Short problem → What follows is a listing. Return every line of it exactly.

Data →
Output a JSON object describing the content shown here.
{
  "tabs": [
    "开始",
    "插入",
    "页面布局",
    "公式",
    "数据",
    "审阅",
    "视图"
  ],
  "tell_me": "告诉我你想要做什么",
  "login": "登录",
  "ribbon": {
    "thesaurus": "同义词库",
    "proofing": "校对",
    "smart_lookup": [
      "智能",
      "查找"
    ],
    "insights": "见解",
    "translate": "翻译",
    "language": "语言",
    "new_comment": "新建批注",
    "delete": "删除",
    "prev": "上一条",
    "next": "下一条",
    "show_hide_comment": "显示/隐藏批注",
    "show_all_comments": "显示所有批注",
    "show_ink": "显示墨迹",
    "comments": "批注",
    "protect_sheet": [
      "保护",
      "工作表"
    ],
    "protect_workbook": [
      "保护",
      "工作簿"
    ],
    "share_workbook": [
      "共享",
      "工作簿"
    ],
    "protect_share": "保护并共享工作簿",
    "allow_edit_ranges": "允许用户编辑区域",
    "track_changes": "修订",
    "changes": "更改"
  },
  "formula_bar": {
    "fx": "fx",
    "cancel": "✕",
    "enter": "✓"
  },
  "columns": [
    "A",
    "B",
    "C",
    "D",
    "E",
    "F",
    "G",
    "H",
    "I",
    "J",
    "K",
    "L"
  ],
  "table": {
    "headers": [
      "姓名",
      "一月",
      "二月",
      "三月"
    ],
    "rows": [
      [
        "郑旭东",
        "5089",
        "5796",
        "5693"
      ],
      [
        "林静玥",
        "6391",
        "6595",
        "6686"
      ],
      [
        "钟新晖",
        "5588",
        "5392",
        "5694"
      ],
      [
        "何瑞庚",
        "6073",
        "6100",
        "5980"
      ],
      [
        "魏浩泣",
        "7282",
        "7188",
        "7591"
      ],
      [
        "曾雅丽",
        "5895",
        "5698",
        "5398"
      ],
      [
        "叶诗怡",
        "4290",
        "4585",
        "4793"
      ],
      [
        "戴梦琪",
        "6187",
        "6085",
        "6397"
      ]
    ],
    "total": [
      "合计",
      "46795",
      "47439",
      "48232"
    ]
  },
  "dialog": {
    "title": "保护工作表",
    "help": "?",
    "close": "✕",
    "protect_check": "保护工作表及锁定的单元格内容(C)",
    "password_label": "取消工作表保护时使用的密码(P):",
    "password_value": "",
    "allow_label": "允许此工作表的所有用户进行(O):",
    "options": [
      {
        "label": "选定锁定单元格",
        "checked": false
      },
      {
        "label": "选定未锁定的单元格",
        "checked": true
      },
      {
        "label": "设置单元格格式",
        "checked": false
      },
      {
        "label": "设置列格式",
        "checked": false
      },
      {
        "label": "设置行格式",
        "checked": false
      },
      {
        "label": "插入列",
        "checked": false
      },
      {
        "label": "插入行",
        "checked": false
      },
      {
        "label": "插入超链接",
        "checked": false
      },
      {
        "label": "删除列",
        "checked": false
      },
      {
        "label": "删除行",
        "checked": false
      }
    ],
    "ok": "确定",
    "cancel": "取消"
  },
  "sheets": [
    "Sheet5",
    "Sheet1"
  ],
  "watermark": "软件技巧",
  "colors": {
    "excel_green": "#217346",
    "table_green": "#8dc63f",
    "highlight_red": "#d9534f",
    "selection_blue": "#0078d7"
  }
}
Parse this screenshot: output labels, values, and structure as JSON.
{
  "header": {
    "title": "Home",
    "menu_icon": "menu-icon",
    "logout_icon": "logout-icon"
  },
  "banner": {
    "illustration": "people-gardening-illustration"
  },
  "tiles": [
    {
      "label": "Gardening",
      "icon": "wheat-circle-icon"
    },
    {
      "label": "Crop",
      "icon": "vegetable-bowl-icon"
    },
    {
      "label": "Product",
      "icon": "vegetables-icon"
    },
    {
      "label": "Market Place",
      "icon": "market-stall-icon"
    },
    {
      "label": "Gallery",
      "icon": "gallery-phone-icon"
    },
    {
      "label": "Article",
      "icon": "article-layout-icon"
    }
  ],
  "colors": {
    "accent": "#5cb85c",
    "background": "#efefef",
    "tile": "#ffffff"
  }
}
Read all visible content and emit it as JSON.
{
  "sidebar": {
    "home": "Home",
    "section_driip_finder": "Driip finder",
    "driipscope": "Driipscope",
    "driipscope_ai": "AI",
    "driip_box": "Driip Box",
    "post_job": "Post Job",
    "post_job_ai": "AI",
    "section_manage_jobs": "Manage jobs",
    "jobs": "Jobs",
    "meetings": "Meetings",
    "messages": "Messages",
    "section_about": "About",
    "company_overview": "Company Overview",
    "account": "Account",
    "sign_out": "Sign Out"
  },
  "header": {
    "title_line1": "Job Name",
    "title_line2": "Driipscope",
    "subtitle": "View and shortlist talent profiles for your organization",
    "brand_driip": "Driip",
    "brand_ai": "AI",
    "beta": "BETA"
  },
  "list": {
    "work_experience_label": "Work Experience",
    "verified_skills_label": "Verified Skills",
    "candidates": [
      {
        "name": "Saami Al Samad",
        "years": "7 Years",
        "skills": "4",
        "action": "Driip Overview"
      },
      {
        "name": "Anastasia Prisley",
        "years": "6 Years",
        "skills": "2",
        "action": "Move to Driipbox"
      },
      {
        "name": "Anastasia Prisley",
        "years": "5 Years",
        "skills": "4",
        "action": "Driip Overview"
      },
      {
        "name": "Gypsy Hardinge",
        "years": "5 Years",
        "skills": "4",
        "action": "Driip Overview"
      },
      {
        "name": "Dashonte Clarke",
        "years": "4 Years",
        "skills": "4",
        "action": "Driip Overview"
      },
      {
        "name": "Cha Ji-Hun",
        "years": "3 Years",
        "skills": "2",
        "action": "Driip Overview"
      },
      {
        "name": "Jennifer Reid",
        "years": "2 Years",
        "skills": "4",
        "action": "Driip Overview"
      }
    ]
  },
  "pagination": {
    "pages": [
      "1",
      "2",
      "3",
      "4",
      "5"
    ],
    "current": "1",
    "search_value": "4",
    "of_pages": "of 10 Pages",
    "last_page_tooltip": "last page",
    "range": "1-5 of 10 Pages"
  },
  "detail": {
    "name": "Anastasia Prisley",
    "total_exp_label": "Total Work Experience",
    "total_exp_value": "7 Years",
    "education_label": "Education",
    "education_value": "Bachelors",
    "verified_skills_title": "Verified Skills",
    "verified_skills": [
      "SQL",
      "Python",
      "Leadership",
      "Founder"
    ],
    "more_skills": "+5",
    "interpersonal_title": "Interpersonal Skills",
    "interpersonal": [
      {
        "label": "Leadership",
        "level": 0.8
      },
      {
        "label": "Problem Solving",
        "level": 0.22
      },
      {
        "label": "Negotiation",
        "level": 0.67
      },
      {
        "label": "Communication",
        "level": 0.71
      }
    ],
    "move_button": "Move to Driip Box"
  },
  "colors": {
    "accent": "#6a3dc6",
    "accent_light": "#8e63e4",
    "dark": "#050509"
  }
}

Written solution →
Output a JSON object describing the content shown here.
{
  "tabs": [
    "开始",
    "插入",
    "页面布局",
    "公式",
    "数据",
    "审阅",
    "视图"
  ],
  "tell_me": "告诉我你想要做什么",
  "login": "登录",
  "ribbon": {
    "thesaurus": "同义词库",
    "proofing": "校对",
    "smart_lookup": [
      "智能",
      "查找"
    ],
    "insights": "见解",
    "translate": "翻译",
    "language": "语言",
    "new_comment": "新建批注",
    "delete": "删除",
    "prev": "上一条",
    "next": "下一条",
    "show_hide_comment": "显示/隐藏批注",
    "show_all_comments": "显示所有批注",
    "show_ink": "显示墨迹",
    "comments": "批注",
    "protect_sheet": [
      "保护",
      "工作表"
    ],
    "protect_workbook": [
      "保护",
      "工作簿"
    ],
    "share_workbook": [
      "共享",
      "工作簿"
    ],
    "protect_share": "保护并共享工作簿",
    "allow_edit_ranges": "允许用户编辑区域",
    "track_changes": "修订",
    "changes": "更改"
  },
  "formula_bar": {
    "fx": "fx",
    "cancel": "✕",
    "enter": "✓"
  },
  "columns": [
    "A",
    "B",
    "C",
    "D",
    "E",
    "F",
    "G",
    "H",
    "I",
    "J",
    "K",
    "L"
  ],
  "table": {
    "headers": [
      "姓名",
      "一月",
      "二月",
      "三月"
    ],
    "rows": [
      [
        "郑旭东",
        "5089",
        "5796",
        "5693"
      ],
      [
        "林静玥",
        "6391",
        "6595",
        "6686"
      ],
      [
        "钟新晖",
        "5588",
        "5392",
        "5694"
      ],
      [
        "何瑞庚",
        "6073",
        "6100",
        "5980"
      ],
      [
        "魏浩泣",
        "7282",
        "7188",
        "7591"
      ],
      [
        "曾雅丽",
        "5895",
        "5698",
        "5398"
      ],
      [
        "叶诗怡",
        "4290",
        "4585",
        "4793"
      ],
      [
        "戴梦琪",
        "6187",
        "6085",
        "6397"
      ]
    ],
    "total": [
      "合计",
      "46795",
      "47439",
      "48232"
    ]
  },
  "dialog": {
    "title": "保护工作表",
    "help": "?",
    "close": "✕",
    "protect_check": "保护工作表及锁定的单元格内容(C)",
    "password_label": "取消工作表保护时使用的密码(P):",
    "password_value": "",
    "allow_label": "允许此工作表的所有用户进行(O):",
    "options": [
      {
        "label": "选定锁定单元格",
        "checked": false
      },
      {
        "label": "选定未锁定的单元格",
        "checked": true
      },
      {
        "label": "设置单元格格式",
        "checked": false
      },
      {
        "label": "设置列格式",
        "checked": false
      },
      {
        "label": "设置行格式",
        "checked": false
      },
      {
        "label": "插入列",
        "checked": false
      },
      {
        "label": "插入行",
        "checked": false
      },
      {
        "label": "插入超链接",
        "checked": false
      },
      {
        "label": "删除列",
        "checked": false
      },
      {
        "label": "删除行",
        "checked": false
      }
    ],
    "ok": "确定",
    "cancel": "取消"
  },
  "sheets": [
    "Sheet5",
    "Sheet1"
  ],
  "watermark": "软件技巧",
  "colors": {
    "excel_green": "#217346",
    "table_green": "#8dc63f",
    "highlight_red": "#d9534f",
    "selection_blue": "#0078d7"
  }
}
Parse this screenshot: output labels, values, and structure as JSON.
{
  "header": {
    "title": "Home",
    "menu_icon": "menu-icon",
    "logout_icon": "logout-icon"
  },
  "banner": {
    "illustration": "people-gardening-illustration"
  },
  "tiles": [
    {
      "label": "Gardening",
      "icon": "wheat-circle-icon"
    },
    {
      "label": "Crop",
      "icon": "vegetable-bowl-icon"
    },
    {
      "label": "Product",
      "icon": "vegetables-icon"
    },
    {
      "label": "Market Place",
      "icon": "market-stall-icon"
    },
    {
      "label": "Gallery",
      "icon": "gallery-phone-icon"
    },
    {
      "label": "Article",
      "icon": "article-layout-icon"
    }
  ],
  "colors": {
    "accent": "#5cb85c",
    "background": "#efefef",
    "tile": "#ffffff"
  }
}
Read all visible content and emit it as JSON.
{
  "sidebar": {
    "home": "Home",
    "section_driip_finder": "Driip finder",
    "driipscope": "Driipscope",
    "driipscope_ai": "AI",
    "driip_box": "Driip Box",
    "post_job": "Post Job",
    "post_job_ai": "AI",
    "section_manage_jobs": "Manage jobs",
    "jobs": "Jobs",
    "meetings": "Meetings",
    "messages": "Messages",
    "section_about": "About",
    "company_overview": "Company Overview",
    "account": "Account",
    "sign_out": "Sign Out"
  },
  "header": {
    "title_line1": "Job Name",
    "title_line2": "Driipscope",
    "subtitle": "View and shortlist talent profiles for your organization",
    "brand_driip": "Driip",
    "brand_ai": "AI",
    "beta": "BETA"
  },
  "list": {
    "work_experience_label": "Work Experience",
    "verified_skills_label": "Verified Skills",
    "candidates": [
      {
        "name": "Saami Al Samad",
        "years": "7 Years",
        "skills": "4",
        "action": "Driip Overview"
      },
      {
        "name": "Anastasia Prisley",
        "years": "6 Years",
        "skills": "2",
        "action": "Move to Driipbox"
      },
      {
        "name": "Anastasia Prisley",
        "years": "5 Years",
        "skills": "4",
        "action": "Driip Overview"
      },
      {
        "name": "Gypsy Hardinge",
        "years": "5 Years",
        "skills": "4",
        "action": "Driip Overview"
      },
      {
        "name": "Dashonte Clarke",
        "years": "4 Years",
        "skills": "4",
        "action": "Driip Overview"
      },
      {
        "name": "Cha Ji-Hun",
        "years": "3 Years",
        "skills": "2",
        "action": "Driip Overview"
      },
      {
        "name": "Jennifer Reid",
        "years": "2 Years",
        "skills": "4",
        "action": "Driip Overview"
      }
    ]
  },
  "pagination": {
    "pages": [
      "1",
      "2",
      "3",
      "4",
      "5"
    ],
    "current": "1",
    "search_value": "4",
    "of_pages": "of 10 Pages",
    "last_page_tooltip": "last page",
    "range": "1-5 of 10 Pages"
  },
  "detail": {
    "name": "Anastasia Prisley",
    "total_exp_label": "Total Work Experience",
    "total_exp_value": "7 Years",
    "education_label": "Education",
    "education_value": "Bachelors",
    "verified_skills_title": "Verified Skills",
    "verified_skills": [
      "SQL",
      "Python",
      "Leadership",
      "Founder"
    ],
    "more_skills": "+5",
    "interpersonal_title": "Interpersonal Skills",
    "interpersonal": [
      {
        "label": "Leadership",
        "level": 0.8
      },
      {
        "label": "Problem Solving",
        "level": 0.22
      },
      {
        "label": "Negotiation",
        "level": 0.67
      },
      {
        "label": "Communication",
        "level": 0.71
      }
    ],
    "move_button": "Move to Driip Box"
  },
  "colors": {
    "accent": "#6a3dc6",
    "accent_light": "#8e63e4",
    "dark": "#050509"
  }
}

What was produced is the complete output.